**WRITTEN REQUEST:** In every one of the entries below, swap "x-tick-label" for "category-label" and write the lines out again, changing nothing else.

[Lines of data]
'''

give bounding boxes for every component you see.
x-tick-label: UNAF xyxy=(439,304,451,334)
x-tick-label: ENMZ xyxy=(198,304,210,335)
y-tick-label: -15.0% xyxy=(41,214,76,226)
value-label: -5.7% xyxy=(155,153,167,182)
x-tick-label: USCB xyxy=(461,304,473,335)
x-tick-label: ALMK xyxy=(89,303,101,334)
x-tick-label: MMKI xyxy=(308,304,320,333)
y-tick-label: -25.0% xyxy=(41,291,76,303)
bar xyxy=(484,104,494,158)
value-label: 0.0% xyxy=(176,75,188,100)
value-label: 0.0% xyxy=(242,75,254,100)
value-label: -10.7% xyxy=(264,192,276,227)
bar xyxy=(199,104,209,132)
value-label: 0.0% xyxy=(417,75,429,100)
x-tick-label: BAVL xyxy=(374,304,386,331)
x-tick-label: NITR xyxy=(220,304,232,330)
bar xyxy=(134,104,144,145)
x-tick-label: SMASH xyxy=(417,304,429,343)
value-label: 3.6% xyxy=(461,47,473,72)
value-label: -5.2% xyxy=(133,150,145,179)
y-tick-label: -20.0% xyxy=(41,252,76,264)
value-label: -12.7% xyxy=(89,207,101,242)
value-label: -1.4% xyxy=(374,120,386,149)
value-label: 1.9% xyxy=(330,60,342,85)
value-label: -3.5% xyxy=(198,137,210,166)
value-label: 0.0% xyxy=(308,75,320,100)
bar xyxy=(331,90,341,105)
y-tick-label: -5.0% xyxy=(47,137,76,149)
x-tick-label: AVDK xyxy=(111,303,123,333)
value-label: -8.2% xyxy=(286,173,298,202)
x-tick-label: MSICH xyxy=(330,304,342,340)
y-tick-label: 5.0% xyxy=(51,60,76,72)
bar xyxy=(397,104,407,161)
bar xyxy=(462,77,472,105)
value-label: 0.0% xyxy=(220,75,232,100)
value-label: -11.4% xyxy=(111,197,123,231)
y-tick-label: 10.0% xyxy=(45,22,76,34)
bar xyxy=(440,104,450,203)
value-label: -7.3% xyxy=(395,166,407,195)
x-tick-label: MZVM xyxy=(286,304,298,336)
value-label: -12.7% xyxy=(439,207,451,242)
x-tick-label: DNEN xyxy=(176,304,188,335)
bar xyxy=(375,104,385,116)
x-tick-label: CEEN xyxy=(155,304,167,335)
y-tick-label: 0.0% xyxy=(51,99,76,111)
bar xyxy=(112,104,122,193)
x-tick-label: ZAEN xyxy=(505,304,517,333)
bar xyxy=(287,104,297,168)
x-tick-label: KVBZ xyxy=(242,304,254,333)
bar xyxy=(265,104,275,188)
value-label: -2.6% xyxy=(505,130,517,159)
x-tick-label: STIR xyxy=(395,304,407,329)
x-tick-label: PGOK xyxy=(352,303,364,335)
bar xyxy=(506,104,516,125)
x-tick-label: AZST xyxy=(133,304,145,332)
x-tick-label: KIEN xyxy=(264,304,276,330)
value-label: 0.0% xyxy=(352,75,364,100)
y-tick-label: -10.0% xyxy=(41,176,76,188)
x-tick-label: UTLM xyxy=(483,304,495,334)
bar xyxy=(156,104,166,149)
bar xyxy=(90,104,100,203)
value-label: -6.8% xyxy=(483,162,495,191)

'''

**WRITTEN ANSWER:**
give bounding boxes for every component you see.
category-label: UNAF xyxy=(439,304,451,334)
category-label: ENMZ xyxy=(198,304,210,335)
y-tick-label: -15.0% xyxy=(41,214,76,226)
value-label: -5.7% xyxy=(155,153,167,182)
category-label: USCB xyxy=(461,304,473,335)
category-label: ALMK xyxy=(89,303,101,334)
category-label: MMKI xyxy=(308,304,320,333)
y-tick-label: -25.0% xyxy=(41,291,76,303)
bar xyxy=(484,104,494,158)
value-label: 0.0% xyxy=(176,75,188,100)
value-label: 0.0% xyxy=(242,75,254,100)
value-label: -10.7% xyxy=(264,192,276,227)
bar xyxy=(199,104,209,132)
value-label: 0.0% xyxy=(417,75,429,100)
category-label: BAVL xyxy=(374,304,386,331)
category-label: NITR xyxy=(220,304,232,330)
bar xyxy=(134,104,144,145)
category-label: SMASH xyxy=(417,304,429,343)
value-label: 3.6% xyxy=(461,47,473,72)
value-label: -5.2% xyxy=(133,150,145,179)
y-tick-label: -20.0% xyxy=(41,252,76,264)
value-label: -12.7% xyxy=(89,207,101,242)
value-label: -1.4% xyxy=(374,120,386,149)
value-label: 1.9% xyxy=(330,60,342,85)
value-label: -3.5% xyxy=(198,137,210,166)
value-label: 0.0% xyxy=(308,75,320,100)
bar xyxy=(331,90,341,105)
y-tick-label: -5.0% xyxy=(47,137,76,149)
category-label: AVDK xyxy=(111,303,123,333)
value-label: -8.2% xyxy=(286,173,298,202)
category-label: MSICH xyxy=(330,304,342,340)
y-tick-label: 5.0% xyxy=(51,60,76,72)
bar xyxy=(397,104,407,161)
bar xyxy=(462,77,472,105)
value-label: 0.0% xyxy=(220,75,232,100)
value-label: -11.4% xyxy=(111,197,123,231)
y-tick-label: 10.0% xyxy=(45,22,76,34)
bar xyxy=(440,104,450,203)
value-label: -7.3% xyxy=(395,166,407,195)
category-label: MZVM xyxy=(286,304,298,336)
value-label: -12.7% xyxy=(439,207,451,242)
category-label: DNEN xyxy=(176,304,188,335)
bar xyxy=(375,104,385,116)
category-label: CEEN xyxy=(155,304,167,335)
y-tick-label: 0.0% xyxy=(51,99,76,111)
bar xyxy=(112,104,122,193)
category-label: ZAEN xyxy=(505,304,517,333)
bar xyxy=(287,104,297,168)
category-label: KVBZ xyxy=(242,304,254,333)
bar xyxy=(265,104,275,188)
value-label: -2.6% xyxy=(505,130,517,159)
category-label: STIR xyxy=(395,304,407,329)
category-label: PGOK xyxy=(352,303,364,335)
bar xyxy=(506,104,516,125)
category-label: AZST xyxy=(133,304,145,332)
category-label: KIEN xyxy=(264,304,276,330)
value-label: 0.0% xyxy=(352,75,364,100)
y-tick-label: -10.0% xyxy=(41,176,76,188)
category-label: UTLM xyxy=(483,304,495,334)
bar xyxy=(156,104,166,149)
bar xyxy=(90,104,100,203)
value-label: -6.8% xyxy=(483,162,495,191)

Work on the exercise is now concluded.